# [WHAT IS NEEDED]
Identify the lines that contain the word "JSON" and copy each one.

Extracted data entries:
....................

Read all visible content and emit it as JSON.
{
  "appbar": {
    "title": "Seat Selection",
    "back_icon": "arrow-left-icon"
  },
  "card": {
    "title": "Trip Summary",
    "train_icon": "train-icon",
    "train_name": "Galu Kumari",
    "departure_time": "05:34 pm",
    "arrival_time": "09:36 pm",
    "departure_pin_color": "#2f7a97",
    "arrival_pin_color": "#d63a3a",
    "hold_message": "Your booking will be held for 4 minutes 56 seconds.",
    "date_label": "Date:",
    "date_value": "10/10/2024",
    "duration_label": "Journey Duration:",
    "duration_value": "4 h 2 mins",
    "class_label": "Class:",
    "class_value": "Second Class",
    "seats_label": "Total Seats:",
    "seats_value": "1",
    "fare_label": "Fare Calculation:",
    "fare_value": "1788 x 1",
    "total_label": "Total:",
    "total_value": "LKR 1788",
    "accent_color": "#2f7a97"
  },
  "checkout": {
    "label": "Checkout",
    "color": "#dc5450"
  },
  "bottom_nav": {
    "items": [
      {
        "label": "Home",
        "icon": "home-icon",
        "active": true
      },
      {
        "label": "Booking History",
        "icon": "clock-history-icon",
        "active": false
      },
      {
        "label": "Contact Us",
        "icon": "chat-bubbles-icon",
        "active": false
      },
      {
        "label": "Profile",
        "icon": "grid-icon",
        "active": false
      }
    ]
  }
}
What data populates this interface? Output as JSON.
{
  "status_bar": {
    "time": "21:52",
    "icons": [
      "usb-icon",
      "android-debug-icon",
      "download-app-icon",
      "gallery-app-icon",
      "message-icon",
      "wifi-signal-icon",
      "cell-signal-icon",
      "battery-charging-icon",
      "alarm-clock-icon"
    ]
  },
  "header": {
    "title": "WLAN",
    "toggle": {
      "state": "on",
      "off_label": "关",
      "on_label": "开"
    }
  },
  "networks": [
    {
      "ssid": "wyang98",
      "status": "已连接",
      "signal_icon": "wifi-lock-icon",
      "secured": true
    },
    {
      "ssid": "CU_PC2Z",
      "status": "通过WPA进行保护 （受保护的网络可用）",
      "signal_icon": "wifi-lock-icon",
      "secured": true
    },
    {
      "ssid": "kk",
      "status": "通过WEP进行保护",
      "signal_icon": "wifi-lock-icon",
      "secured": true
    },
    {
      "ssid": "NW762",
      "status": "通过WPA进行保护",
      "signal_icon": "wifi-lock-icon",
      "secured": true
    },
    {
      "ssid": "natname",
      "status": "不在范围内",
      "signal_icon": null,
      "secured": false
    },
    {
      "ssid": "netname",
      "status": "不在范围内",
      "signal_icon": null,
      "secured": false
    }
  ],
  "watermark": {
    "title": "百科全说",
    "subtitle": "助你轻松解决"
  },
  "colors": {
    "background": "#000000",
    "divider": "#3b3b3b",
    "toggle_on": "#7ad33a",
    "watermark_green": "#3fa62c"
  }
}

....................

# [FINISHED EXERCISE]
Read all visible content and emit it as JSON.
What data populates this interface? Output as JSON.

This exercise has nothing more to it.